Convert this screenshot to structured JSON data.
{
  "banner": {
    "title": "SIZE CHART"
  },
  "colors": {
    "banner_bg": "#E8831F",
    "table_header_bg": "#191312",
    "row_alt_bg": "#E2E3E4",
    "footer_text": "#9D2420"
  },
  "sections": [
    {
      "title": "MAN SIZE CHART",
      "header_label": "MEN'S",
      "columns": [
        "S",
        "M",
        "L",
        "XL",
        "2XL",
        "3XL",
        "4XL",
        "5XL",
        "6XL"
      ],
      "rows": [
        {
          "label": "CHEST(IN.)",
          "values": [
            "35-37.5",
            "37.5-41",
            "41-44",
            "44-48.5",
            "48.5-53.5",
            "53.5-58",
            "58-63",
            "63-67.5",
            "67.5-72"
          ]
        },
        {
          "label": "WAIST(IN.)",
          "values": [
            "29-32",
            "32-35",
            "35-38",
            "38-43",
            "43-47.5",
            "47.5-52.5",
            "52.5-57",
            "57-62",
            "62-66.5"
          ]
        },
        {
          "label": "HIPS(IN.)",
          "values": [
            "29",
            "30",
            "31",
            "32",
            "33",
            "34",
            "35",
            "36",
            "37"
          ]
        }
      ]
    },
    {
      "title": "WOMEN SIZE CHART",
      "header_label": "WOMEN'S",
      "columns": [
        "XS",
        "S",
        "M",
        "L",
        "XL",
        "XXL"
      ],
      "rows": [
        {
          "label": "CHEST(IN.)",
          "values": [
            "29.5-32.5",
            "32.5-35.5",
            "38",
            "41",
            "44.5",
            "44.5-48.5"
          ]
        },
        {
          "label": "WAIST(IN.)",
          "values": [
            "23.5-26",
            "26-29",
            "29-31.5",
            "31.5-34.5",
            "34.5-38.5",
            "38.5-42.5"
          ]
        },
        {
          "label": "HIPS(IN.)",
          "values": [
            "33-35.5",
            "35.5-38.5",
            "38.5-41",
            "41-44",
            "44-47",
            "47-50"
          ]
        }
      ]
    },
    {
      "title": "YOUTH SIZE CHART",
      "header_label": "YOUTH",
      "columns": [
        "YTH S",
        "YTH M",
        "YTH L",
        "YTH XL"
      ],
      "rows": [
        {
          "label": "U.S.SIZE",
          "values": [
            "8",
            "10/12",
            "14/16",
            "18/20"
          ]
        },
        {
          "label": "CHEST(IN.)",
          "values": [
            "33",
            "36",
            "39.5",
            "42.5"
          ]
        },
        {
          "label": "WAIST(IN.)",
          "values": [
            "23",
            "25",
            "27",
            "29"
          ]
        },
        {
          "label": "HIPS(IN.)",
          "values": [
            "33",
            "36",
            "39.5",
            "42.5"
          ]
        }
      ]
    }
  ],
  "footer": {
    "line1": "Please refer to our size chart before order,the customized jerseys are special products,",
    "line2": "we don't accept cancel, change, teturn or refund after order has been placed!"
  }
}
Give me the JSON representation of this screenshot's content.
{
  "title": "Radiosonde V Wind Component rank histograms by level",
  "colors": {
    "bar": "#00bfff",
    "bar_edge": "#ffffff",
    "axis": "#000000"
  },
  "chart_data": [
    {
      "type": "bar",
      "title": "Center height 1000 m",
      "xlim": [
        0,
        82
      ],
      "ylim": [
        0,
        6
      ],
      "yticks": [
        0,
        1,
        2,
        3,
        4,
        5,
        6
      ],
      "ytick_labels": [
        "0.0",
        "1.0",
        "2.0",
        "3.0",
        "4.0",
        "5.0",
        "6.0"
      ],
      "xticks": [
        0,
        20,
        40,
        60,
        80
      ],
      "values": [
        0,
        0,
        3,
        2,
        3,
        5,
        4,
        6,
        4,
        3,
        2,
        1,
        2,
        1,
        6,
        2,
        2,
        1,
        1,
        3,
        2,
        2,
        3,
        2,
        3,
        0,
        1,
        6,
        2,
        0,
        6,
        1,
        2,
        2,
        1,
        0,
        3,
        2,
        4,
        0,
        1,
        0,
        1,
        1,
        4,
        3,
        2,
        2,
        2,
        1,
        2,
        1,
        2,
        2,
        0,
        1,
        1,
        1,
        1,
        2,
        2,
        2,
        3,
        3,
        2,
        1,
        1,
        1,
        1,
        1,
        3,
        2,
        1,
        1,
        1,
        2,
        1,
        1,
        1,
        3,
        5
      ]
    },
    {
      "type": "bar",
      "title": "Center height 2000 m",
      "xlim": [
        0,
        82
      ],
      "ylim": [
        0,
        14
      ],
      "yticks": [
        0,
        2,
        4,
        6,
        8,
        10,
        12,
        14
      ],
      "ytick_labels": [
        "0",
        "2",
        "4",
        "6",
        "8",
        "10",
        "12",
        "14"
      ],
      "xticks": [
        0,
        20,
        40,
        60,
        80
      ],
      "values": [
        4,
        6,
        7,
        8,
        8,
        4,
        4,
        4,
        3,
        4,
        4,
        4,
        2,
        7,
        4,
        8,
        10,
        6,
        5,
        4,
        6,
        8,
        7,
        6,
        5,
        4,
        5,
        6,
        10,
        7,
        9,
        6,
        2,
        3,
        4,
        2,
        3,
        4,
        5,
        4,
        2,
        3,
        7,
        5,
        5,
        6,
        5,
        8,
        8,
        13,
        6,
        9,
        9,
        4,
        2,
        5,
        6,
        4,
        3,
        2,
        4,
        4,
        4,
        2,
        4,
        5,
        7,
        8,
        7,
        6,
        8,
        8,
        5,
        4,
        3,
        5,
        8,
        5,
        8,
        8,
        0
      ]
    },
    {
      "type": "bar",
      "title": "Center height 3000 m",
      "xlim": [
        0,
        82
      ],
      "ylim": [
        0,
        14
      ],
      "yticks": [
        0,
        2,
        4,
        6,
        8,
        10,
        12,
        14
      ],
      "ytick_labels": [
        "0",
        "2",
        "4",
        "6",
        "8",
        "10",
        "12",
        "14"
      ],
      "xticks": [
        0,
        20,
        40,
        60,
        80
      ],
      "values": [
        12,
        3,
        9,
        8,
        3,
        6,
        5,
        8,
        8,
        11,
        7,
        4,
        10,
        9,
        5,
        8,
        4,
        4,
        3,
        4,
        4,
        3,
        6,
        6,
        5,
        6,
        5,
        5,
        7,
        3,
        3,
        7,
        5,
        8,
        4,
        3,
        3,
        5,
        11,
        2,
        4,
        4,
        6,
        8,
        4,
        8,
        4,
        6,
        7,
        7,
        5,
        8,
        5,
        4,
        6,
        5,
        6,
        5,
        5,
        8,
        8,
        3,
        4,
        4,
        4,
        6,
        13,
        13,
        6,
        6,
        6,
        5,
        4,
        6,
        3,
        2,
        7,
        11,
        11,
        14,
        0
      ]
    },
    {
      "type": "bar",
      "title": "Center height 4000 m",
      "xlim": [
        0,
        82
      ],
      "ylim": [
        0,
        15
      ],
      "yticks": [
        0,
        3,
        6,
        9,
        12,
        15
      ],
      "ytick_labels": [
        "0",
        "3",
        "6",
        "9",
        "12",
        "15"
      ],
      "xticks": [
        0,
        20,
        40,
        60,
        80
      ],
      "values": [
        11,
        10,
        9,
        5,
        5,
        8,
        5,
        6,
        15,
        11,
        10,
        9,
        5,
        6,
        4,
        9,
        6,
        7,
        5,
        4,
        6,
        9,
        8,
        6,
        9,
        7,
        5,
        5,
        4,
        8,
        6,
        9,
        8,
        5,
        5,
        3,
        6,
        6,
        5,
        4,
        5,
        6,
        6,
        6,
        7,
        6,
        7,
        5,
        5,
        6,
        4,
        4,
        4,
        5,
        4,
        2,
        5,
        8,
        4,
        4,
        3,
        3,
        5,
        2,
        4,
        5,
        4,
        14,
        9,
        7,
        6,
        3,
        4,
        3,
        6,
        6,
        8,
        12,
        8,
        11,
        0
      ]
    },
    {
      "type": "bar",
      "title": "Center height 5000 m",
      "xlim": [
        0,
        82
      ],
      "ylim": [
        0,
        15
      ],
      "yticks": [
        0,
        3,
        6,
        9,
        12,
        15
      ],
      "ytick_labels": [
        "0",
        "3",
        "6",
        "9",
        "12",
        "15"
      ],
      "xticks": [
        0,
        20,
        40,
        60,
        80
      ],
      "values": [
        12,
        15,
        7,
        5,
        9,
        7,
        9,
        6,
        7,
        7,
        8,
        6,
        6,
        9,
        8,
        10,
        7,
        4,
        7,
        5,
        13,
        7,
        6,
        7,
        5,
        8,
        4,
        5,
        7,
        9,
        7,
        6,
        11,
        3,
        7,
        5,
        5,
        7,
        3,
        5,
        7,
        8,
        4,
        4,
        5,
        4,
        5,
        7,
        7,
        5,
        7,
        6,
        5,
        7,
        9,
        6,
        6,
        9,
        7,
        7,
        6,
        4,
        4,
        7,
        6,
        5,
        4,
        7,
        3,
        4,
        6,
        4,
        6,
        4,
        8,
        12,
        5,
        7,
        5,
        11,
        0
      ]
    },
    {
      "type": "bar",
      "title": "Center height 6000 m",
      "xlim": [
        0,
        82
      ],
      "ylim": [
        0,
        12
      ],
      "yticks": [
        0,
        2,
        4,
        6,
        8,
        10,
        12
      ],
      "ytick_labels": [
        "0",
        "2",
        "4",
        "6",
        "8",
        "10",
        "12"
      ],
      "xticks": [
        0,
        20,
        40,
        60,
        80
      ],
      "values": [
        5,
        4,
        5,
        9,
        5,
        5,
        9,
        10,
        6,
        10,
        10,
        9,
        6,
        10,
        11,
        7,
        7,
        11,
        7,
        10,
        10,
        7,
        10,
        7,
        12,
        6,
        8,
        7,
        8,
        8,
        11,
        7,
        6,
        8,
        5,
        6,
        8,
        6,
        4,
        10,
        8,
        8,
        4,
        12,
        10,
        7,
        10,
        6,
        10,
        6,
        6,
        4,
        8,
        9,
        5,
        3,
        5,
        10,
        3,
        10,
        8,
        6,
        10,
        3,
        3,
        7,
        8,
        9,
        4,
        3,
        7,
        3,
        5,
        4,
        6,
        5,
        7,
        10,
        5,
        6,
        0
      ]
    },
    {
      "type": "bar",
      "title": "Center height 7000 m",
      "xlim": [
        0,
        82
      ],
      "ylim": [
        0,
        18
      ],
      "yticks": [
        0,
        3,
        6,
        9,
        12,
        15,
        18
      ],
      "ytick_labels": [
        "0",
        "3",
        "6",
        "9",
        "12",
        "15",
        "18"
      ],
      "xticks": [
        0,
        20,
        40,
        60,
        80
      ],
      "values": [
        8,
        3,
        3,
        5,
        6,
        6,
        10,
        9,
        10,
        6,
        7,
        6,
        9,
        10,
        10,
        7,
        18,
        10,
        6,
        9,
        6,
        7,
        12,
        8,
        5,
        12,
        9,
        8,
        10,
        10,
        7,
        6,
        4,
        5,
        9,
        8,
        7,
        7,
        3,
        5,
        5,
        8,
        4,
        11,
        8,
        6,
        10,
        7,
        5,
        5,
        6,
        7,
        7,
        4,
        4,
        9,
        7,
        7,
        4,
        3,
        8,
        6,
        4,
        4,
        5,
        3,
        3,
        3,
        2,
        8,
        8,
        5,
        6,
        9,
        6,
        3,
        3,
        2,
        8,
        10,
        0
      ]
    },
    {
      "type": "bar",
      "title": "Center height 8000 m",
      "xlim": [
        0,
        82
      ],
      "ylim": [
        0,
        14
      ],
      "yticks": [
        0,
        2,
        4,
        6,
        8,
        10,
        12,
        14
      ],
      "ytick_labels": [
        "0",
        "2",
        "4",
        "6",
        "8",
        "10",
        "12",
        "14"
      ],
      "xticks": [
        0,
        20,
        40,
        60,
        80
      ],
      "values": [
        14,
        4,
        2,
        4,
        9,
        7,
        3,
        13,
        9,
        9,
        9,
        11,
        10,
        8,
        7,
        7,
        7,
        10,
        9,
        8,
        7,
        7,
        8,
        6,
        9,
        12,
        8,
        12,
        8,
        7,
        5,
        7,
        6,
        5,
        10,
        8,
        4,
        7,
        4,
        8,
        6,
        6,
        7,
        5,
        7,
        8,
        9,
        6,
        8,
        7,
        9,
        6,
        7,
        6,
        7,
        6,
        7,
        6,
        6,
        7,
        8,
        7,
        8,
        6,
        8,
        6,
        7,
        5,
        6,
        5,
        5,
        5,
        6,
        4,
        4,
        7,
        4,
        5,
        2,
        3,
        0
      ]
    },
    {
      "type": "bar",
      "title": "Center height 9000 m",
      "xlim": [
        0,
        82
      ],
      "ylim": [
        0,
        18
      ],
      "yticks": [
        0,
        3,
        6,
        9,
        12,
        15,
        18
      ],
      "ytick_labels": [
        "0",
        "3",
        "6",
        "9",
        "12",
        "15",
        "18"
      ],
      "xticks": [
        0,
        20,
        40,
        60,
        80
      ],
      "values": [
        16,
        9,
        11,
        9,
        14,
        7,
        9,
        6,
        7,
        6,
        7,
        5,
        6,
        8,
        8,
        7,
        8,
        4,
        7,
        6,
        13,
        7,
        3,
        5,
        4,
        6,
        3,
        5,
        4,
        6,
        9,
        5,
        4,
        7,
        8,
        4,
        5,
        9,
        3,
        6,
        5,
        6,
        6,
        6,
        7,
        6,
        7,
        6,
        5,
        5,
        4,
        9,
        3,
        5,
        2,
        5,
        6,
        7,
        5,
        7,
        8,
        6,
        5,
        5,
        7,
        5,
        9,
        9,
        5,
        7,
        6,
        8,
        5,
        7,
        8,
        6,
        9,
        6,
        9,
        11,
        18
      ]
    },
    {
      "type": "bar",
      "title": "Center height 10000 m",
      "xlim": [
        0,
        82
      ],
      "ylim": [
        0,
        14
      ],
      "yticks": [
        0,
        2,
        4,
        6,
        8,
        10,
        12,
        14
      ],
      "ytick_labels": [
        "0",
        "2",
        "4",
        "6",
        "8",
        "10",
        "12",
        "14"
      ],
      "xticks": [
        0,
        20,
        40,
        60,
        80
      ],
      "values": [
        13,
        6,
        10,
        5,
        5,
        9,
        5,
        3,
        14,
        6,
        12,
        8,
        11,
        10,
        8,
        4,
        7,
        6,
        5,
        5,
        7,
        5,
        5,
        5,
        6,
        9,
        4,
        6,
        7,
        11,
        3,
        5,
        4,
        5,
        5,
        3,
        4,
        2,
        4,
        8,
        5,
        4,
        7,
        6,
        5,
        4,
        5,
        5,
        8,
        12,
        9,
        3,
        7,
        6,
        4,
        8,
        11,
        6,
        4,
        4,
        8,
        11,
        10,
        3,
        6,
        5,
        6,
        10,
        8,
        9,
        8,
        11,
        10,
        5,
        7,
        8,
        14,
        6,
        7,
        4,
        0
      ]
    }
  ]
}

**********

CHALLENGE:
Using the records above, find and show each line with the string "WOMEN".

RESPONSE:
      "title": "WOMEN SIZE CHART",
      "header_label": "WOMEN'S",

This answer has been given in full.